##### Data supplied #####

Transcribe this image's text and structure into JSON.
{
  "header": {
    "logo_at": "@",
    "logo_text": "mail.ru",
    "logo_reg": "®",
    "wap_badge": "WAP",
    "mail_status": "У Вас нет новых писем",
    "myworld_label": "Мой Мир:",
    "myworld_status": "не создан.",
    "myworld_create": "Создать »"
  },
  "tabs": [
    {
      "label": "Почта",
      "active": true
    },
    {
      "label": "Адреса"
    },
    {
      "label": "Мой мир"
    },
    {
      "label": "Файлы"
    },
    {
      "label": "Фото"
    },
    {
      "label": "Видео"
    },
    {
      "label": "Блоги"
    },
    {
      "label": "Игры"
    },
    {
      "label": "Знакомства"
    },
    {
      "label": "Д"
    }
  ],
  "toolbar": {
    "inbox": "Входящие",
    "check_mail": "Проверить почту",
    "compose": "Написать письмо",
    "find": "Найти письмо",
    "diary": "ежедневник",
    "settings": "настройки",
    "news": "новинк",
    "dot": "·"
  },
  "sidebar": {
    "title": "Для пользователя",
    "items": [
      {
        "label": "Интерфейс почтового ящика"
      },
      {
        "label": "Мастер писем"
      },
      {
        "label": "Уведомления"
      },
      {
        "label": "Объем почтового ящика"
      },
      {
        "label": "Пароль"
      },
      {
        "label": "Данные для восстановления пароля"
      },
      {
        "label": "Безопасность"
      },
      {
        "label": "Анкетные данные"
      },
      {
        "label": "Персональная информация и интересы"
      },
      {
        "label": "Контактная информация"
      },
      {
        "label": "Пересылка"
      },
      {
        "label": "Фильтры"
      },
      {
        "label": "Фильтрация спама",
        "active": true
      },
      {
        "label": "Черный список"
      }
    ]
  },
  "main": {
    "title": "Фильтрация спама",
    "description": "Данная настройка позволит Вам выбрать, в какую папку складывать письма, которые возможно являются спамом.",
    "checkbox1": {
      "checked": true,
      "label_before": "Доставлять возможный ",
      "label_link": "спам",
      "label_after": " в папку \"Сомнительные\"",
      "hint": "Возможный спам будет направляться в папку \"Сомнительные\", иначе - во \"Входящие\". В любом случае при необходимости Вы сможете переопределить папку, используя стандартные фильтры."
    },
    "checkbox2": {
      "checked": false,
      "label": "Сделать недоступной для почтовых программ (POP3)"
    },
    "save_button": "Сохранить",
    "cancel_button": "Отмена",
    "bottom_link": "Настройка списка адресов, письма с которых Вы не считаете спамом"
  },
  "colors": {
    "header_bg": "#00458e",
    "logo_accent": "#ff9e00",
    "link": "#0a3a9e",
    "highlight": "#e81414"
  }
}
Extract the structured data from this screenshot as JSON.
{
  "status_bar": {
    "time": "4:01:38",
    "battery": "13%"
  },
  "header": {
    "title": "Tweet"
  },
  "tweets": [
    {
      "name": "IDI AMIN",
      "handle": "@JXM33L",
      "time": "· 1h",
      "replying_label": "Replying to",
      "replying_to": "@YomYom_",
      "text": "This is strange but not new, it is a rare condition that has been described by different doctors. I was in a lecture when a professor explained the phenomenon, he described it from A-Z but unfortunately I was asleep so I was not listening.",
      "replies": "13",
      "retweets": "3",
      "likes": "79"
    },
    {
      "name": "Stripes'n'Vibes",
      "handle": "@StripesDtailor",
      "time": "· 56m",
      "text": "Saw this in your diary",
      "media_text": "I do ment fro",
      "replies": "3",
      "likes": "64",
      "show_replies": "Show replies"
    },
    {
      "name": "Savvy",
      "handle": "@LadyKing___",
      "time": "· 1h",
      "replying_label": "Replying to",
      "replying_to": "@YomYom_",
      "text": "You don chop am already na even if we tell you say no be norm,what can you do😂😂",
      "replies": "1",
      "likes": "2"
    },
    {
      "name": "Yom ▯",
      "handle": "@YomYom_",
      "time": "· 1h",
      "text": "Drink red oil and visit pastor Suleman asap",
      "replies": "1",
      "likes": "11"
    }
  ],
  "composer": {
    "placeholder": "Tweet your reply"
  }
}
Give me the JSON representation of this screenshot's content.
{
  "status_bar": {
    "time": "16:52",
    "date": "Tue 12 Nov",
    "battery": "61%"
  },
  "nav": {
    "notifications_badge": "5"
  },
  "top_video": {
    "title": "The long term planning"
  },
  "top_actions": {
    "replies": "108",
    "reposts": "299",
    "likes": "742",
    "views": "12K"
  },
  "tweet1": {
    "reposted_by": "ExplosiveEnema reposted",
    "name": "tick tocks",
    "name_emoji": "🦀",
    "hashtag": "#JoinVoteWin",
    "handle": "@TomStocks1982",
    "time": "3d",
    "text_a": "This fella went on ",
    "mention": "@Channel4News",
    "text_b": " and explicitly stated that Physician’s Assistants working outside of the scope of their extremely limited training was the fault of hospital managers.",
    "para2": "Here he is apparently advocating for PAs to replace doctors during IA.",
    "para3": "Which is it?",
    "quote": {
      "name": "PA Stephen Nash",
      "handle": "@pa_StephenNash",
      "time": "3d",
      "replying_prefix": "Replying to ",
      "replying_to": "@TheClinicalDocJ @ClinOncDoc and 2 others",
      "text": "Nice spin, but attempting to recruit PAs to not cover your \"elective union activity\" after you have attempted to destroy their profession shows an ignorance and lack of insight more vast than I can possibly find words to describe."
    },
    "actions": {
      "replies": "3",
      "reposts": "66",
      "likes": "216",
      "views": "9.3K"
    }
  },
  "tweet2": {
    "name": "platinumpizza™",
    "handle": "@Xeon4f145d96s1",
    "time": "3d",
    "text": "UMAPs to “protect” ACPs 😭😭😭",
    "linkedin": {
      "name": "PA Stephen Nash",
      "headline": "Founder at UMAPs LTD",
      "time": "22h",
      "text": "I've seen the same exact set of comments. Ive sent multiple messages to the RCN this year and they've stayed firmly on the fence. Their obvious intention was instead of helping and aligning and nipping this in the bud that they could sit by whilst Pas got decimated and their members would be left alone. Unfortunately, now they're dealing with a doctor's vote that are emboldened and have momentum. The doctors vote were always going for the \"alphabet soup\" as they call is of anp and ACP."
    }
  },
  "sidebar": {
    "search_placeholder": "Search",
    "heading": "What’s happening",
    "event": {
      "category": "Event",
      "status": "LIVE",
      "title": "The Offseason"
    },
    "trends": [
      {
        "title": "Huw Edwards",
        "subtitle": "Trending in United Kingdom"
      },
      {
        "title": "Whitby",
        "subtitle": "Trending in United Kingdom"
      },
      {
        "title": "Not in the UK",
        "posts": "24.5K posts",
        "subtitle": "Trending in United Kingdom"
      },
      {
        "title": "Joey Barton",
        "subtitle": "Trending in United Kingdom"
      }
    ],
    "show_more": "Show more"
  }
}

#####

▶ Exercise:
Set out the complete listing exactly as shown.

▶ Result for this task:
Transcribe this image's text and structure into JSON.
{
  "header": {
    "logo_at": "@",
    "logo_text": "mail.ru",
    "logo_reg": "®",
    "wap_badge": "WAP",
    "mail_status": "У Вас нет новых писем",
    "myworld_label": "Мой Мир:",
    "myworld_status": "не создан.",
    "myworld_create": "Создать »"
  },
  "tabs": [
    {
      "label": "Почта",
      "active": true
    },
    {
      "label": "Адреса"
    },
    {
      "label": "Мой мир"
    },
    {
      "label": "Файлы"
    },
    {
      "label": "Фото"
    },
    {
      "label": "Видео"
    },
    {
      "label": "Блоги"
    },
    {
      "label": "Игры"
    },
    {
      "label": "Знакомства"
    },
    {
      "label": "Д"
    }
  ],
  "toolbar": {
    "inbox": "Входящие",
    "check_mail": "Проверить почту",
    "compose": "Написать письмо",
    "find": "Найти письмо",
    "diary": "ежедневник",
    "settings": "настройки",
    "news": "новинк",
    "dot": "·"
  },
  "sidebar": {
    "title": "Для пользователя",
    "items": [
      {
        "label": "Интерфейс почтового ящика"
      },
      {
        "label": "Мастер писем"
      },
      {
        "label": "Уведомления"
      },
      {
        "label": "Объем почтового ящика"
      },
      {
        "label": "Пароль"
      },
      {
        "label": "Данные для восстановления пароля"
      },
      {
        "label": "Безопасность"
      },
      {
        "label": "Анкетные данные"
      },
      {
        "label": "Персональная информация и интересы"
      },
      {
        "label": "Контактная информация"
      },
      {
        "label": "Пересылка"
      },
      {
        "label": "Фильтры"
      },
      {
        "label": "Фильтрация спама",
        "active": true
      },
      {
        "label": "Черный список"
      }
    ]
  },
  "main": {
    "title": "Фильтрация спама",
    "description": "Данная настройка позволит Вам выбрать, в какую папку складывать письма, которые возможно являются спамом.",
    "checkbox1": {
      "checked": true,
      "label_before": "Доставлять возможный ",
      "label_link": "спам",
      "label_after": " в папку \"Сомнительные\"",
      "hint": "Возможный спам будет направляться в папку \"Сомнительные\", иначе - во \"Входящие\". В любом случае при необходимости Вы сможете переопределить папку, используя стандартные фильтры."
    },
    "checkbox2": {
      "checked": false,
      "label": "Сделать недоступной для почтовых программ (POP3)"
    },
    "save_button": "Сохранить",
    "cancel_button": "Отмена",
    "bottom_link": "Настройка списка адресов, письма с которых Вы не считаете спамом"
  },
  "colors": {
    "header_bg": "#00458e",
    "logo_accent": "#ff9e00",
    "link": "#0a3a9e",
    "highlight": "#e81414"
  }
}
Extract the structured data from this screenshot as JSON.
{
  "status_bar": {
    "time": "4:01:38",
    "battery": "13%"
  },
  "header": {
    "title": "Tweet"
  },
  "tweets": [
    {
      "name": "IDI AMIN",
      "handle": "@JXM33L",
      "time": "· 1h",
      "replying_label": "Replying to",
      "replying_to": "@YomYom_",
      "text": "This is strange but not new, it is a rare condition that has been described by different doctors. I was in a lecture when a professor explained the phenomenon, he described it from A-Z but unfortunately I was asleep so I was not listening.",
      "replies": "13",
      "retweets": "3",
      "likes": "79"
    },
    {
      "name": "Stripes'n'Vibes",
      "handle": "@StripesDtailor",
      "time": "· 56m",
      "text": "Saw this in your diary",
      "media_text": "I do ment fro",
      "replies": "3",
      "likes": "64",
      "show_replies": "Show replies"
    },
    {
      "name": "Savvy",
      "handle": "@LadyKing___",
      "time": "· 1h",
      "replying_label": "Replying to",
      "replying_to": "@YomYom_",
      "text": "You don chop am already na even if we tell you say no be norm,what can you do😂😂",
      "replies": "1",
      "likes": "2"
    },
    {
      "name": "Yom ▯",
      "handle": "@YomYom_",
      "time": "· 1h",
      "text": "Drink red oil and visit pastor Suleman asap",
      "replies": "1",
      "likes": "11"
    }
  ],
  "composer": {
    "placeholder": "Tweet your reply"
  }
}
Give me the JSON representation of this screenshot's content.
{
  "status_bar": {
    "time": "16:52",
    "date": "Tue 12 Nov",
    "battery": "61%"
  },
  "nav": {
    "notifications_badge": "5"
  },
  "top_video": {
    "title": "The long term planning"
  },
  "top_actions": {
    "replies": "108",
    "reposts": "299",
    "likes": "742",
    "views": "12K"
  },
  "tweet1": {
    "reposted_by": "ExplosiveEnema reposted",
    "name": "tick tocks",
    "name_emoji": "🦀",
    "hashtag": "#JoinVoteWin",
    "handle": "@TomStocks1982",
    "time": "3d",
    "text_a": "This fella went on ",
    "mention": "@Channel4News",
    "text_b": " and explicitly stated that Physician’s Assistants working outside of the scope of their extremely limited training was the fault of hospital managers.",
    "para2": "Here he is apparently advocating for PAs to replace doctors during IA.",
    "para3": "Which is it?",
    "quote": {
      "name": "PA Stephen Nash",
      "handle": "@pa_StephenNash",
      "time": "3d",
      "replying_prefix": "Replying to ",
      "replying_to": "@TheClinicalDocJ @ClinOncDoc and 2 others",
      "text": "Nice spin, but attempting to recruit PAs to not cover your \"elective union activity\" after you have attempted to destroy their profession shows an ignorance and lack of insight more vast than I can possibly find words to describe."
    },
    "actions": {
      "replies": "3",
      "reposts": "66",
      "likes": "216",
      "views": "9.3K"
    }
  },
  "tweet2": {
    "name": "platinumpizza™",
    "handle": "@Xeon4f145d96s1",
    "time": "3d",
    "text": "UMAPs to “protect” ACPs 😭😭😭",
    "linkedin": {
      "name": "PA Stephen Nash",
      "headline": "Founder at UMAPs LTD",
      "time": "22h",
      "text": "I've seen the same exact set of comments. Ive sent multiple messages to the RCN this year and they've stayed firmly on the fence. Their obvious intention was instead of helping and aligning and nipping this in the bud that they could sit by whilst Pas got decimated and their members would be left alone. Unfortunately, now they're dealing with a doctor's vote that are emboldened and have momentum. The doctors vote were always going for the \"alphabet soup\" as they call is of anp and ACP."
    }
  },
  "sidebar": {
    "search_placeholder": "Search",
    "heading": "What’s happening",
    "event": {
      "category": "Event",
      "status": "LIVE",
      "title": "The Offseason"
    },
    "trends": [
      {
        "title": "Huw Edwards",
        "subtitle": "Trending in United Kingdom"
      },
      {
        "title": "Whitby",
        "subtitle": "Trending in United Kingdom"
      },
      {
        "title": "Not in the UK",
        "posts": "24.5K posts",
        "subtitle": "Trending in United Kingdom"
      },
      {
        "title": "Joey Barton",
        "subtitle": "Trending in United Kingdom"
      }
    ],
    "show_more": "Show more"
  }
}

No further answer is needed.